> _PAGE_:
┌──
Library function for Permutation and Combination in C++
Asked Answered
R

5

37

What's the most widely used existing library in C++ to give all the combination and permutation of k elements out of n elements?

I am not asking the algorithm but the existing library or methods.

Thanks.

Remus answered 6/2, 2010 at 3:37 Comment(1)
Duplicate: #1206244Mishap
J
20

Combinations: from Mark Nelson's article on the same topic we have next_combination Permutations: From STL we have std::next_permutation

   template <typename Iterator>
   inline bool next_combination(const Iterator first, Iterator k, const Iterator last)
   {
      if ((first == last) || (first == k) || (last == k))
         return false;
      Iterator itr1 = first;
      Iterator itr2 = last;
      ++itr1;
      if (last == itr1)
         return false;
      itr1 = last;
      --itr1;
      itr1 = k;
      --itr2;
      while (first != itr1)
      {
         if (*--itr1 < *itr2)
         {
            Iterator j = k;
            while (!(*itr1 < *j)) ++j;
            std::iter_swap(itr1,j);
            ++itr1;
            ++j;
            itr2 = k;
            std::rotate(itr1,j,last);
            while (last != j)
            {
               ++j;
               ++itr2;
            }
            std::rotate(k,itr2,last);
            return true;
         }
      }
      std::rotate(first,k,last);
      return false;
   }
Jawbreaker answered 6/2, 2010 at 4:30 Comment(4)
If you are using large sets of data this approach fairly quickly becomes inefficient as the calls to std::rotate get expensive. If you really need fast combination generation you don't want to have to rotate all the data. For an example of a way to do this look up gray codes: en.wikipedia.org/wiki/Gray_code.Reentry
@shuttle87: first, you don't have to rotate heavy data, it's often sufficient to rotate indices or pointers to the data. Second, it's unlikely that you'd have to enumerate permutations of more than 20 elements. Even 20! iterations is barely manageable, and 30! is completely infeasible. Therefore you won't have to rotate more than approx 20 elements.Pinion
The line itr1 = k; likely contains an error since it invalidates the itr1--; above.Inning
@Reentry It is possible to optimize it to use fewer calls to std::rotate: gist.github.com/viliml/eedbf77554ab7c748822c824289529fdDunson
B
41

I decided to test the solutions by dman and Charles Bailey here. I'll call them solutions A and B respectively. My test is visiting each combination of of a vector<int> size = 100, 5 at a time. Here's the test code:

Test Code

struct F
{
    unsigned long long count_;

    F() : count_(0) {}

    bool operator()(std::vector<int>::iterator, std::vector<int>::iterator)
└──
> _PROVIDED INFORMATION_:
┌──
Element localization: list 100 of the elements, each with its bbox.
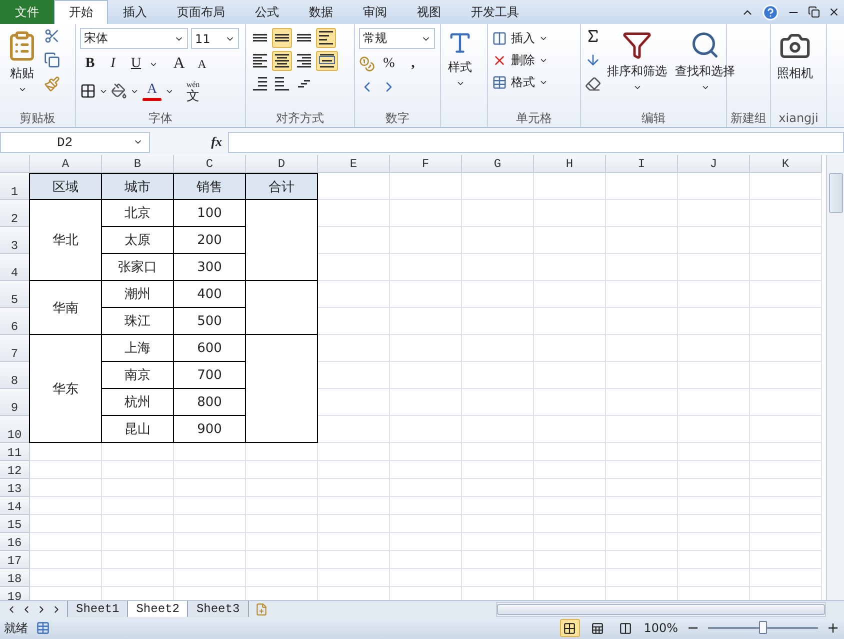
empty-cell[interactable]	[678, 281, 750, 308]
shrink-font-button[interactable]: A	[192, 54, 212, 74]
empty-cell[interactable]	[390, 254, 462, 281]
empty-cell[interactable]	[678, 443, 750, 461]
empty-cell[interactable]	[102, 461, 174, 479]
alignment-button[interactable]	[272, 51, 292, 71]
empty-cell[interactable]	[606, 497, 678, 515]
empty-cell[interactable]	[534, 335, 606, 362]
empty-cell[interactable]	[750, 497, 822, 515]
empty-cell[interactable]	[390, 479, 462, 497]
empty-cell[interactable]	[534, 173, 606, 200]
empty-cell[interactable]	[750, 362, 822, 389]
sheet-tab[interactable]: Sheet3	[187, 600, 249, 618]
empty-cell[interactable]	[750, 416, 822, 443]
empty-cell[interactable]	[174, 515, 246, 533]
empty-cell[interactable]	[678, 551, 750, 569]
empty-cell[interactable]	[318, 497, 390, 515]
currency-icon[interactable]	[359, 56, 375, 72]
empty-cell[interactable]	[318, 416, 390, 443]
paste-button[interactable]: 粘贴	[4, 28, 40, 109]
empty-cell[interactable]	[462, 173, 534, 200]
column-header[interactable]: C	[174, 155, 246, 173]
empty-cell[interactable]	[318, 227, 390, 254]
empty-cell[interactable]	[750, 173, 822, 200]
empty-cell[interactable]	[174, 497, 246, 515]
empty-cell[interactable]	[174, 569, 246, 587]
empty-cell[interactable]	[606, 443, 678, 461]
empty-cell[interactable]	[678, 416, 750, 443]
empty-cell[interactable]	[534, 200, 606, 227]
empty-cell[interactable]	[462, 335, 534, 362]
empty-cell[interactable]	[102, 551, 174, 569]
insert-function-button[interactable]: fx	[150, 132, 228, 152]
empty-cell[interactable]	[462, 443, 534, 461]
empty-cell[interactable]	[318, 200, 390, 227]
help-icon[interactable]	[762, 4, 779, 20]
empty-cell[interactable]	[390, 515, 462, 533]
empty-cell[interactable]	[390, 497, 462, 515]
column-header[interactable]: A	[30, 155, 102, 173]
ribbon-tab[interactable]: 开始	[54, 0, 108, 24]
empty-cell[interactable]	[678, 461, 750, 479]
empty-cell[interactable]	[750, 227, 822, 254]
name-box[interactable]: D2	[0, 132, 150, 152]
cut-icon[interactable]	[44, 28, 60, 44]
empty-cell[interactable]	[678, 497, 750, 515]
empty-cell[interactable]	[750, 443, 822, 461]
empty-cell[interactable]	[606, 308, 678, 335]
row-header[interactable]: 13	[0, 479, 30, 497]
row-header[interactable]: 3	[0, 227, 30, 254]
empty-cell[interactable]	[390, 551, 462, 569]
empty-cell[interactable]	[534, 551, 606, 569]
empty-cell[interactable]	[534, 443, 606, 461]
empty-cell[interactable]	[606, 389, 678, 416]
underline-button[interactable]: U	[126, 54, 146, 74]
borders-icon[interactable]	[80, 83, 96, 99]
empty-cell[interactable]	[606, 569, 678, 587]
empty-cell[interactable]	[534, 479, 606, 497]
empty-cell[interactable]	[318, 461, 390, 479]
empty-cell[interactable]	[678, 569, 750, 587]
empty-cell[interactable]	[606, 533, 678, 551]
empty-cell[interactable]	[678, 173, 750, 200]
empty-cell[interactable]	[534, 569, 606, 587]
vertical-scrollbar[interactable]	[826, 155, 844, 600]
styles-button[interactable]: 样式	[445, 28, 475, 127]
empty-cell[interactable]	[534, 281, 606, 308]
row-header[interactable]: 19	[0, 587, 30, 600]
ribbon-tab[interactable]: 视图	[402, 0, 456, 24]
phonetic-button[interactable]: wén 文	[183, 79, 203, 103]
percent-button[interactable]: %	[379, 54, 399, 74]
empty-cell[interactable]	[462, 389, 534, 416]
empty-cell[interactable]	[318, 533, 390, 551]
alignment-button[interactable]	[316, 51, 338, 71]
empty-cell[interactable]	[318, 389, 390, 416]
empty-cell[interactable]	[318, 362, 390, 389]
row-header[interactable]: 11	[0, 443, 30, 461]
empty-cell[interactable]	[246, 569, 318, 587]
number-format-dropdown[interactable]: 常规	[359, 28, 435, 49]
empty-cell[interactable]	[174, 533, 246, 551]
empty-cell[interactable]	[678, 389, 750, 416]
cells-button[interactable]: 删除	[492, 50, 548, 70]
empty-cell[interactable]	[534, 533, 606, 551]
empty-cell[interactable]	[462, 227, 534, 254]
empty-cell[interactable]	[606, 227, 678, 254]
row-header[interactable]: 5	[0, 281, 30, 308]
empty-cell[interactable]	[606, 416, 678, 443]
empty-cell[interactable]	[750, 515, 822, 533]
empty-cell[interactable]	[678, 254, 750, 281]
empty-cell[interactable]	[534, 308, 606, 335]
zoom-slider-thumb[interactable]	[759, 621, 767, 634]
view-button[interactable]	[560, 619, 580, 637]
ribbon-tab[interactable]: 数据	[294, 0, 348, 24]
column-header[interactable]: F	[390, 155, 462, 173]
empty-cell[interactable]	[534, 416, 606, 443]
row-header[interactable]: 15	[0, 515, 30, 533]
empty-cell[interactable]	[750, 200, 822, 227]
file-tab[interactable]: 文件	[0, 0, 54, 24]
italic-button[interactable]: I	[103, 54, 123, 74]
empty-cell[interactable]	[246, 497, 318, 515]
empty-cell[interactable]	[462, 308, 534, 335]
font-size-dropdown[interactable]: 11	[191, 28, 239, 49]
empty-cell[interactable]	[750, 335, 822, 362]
└──
┌──
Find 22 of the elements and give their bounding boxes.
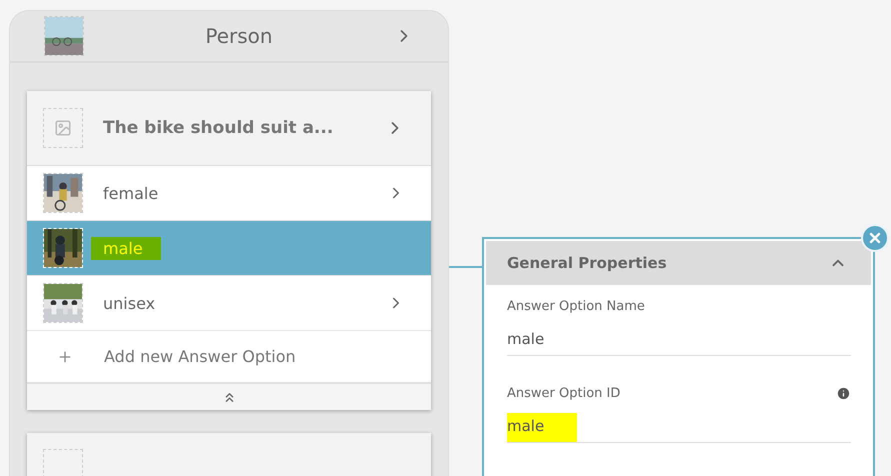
└──
> _PROMPT 1_:
In the forum thread about C++ permutations and combinations, which STL function is named for generating permutations?
> _PROMPT 2_:
Lay out the stretch of the records from the line containing "Element localization: list" through the line containing "443, 822, 461]" as a numbered list, leaving out blank lines and any pictures.

> _CORRECT RESULT 1_:
std::next_permutation

> _CORRECT RESULT 2_:
1. Element localization: list 100 of the elements, each with its bbox.
2. empty-cell[interactable]	[678, 281, 750, 308]
3. shrink-font-button[interactable]: A	[192, 54, 212, 74]
4. empty-cell[interactable]	[390, 254, 462, 281]
5. empty-cell[interactable]	[678, 443, 750, 461]
6. empty-cell[interactable]	[102, 461, 174, 479]
7. alignment-button[interactable]	[272, 51, 292, 71]
8. empty-cell[interactable]	[606, 497, 678, 515]
9. empty-cell[interactable]	[534, 335, 606, 362]
10. empty-cell[interactable]	[750, 497, 822, 515]
11. empty-cell[interactable]	[390, 479, 462, 497]
12. empty-cell[interactable]	[534, 173, 606, 200]
13. empty-cell[interactable]	[750, 362, 822, 389]
14. sheet-tab[interactable]: Sheet3	[187, 600, 249, 618]
15. empty-cell[interactable]	[750, 416, 822, 443]
16. empty-cell[interactable]	[174, 515, 246, 533]
17. empty-cell[interactable]	[678, 551, 750, 569]
18. empty-cell[interactable]	[318, 497, 390, 515]
19. currency-icon[interactable]	[359, 56, 375, 72]
20. empty-cell[interactable]	[318, 416, 390, 443]
21. paste-button[interactable]: 粘贴	[4, 28, 40, 109]
22. empty-cell[interactable]	[462, 173, 534, 200]
23. column-header[interactable]: C	[174, 155, 246, 173]
24. empty-cell[interactable]	[318, 227, 390, 254]
25. empty-cell[interactable]	[750, 173, 822, 200]
26. empty-cell[interactable]	[174, 497, 246, 515]
27. empty-cell[interactable]	[174, 569, 246, 587]
28. empty-cell[interactable]	[606, 443, 678, 461]
29. empty-cell[interactable]	[678, 416, 750, 443]
30. empty-cell[interactable]	[534, 200, 606, 227]
31. empty-cell[interactable]	[462, 335, 534, 362]
32. empty-cell[interactable]	[102, 551, 174, 569]
33. insert-function-button[interactable]: fx	[150, 132, 228, 152]
34. empty-cell[interactable]	[462, 443, 534, 461]
35. empty-cell[interactable]	[318, 200, 390, 227]
36. help-icon[interactable]	[762, 4, 779, 20]
37. empty-cell[interactable]	[390, 515, 462, 533]
38. empty-cell[interactable]	[390, 497, 462, 515]
39. column-header[interactable]: A	[30, 155, 102, 173]
40. ribbon-tab[interactable]: 开始	[54, 0, 108, 24]
41. empty-cell[interactable]	[678, 461, 750, 479]
42. empty-cell[interactable]	[750, 227, 822, 254]
43. name-box[interactable]: D2	[0, 132, 150, 152]
44. cut-icon[interactable]	[44, 28, 60, 44]
45. empty-cell[interactable]	[678, 497, 750, 515]
46. empty-cell[interactable]	[750, 443, 822, 461]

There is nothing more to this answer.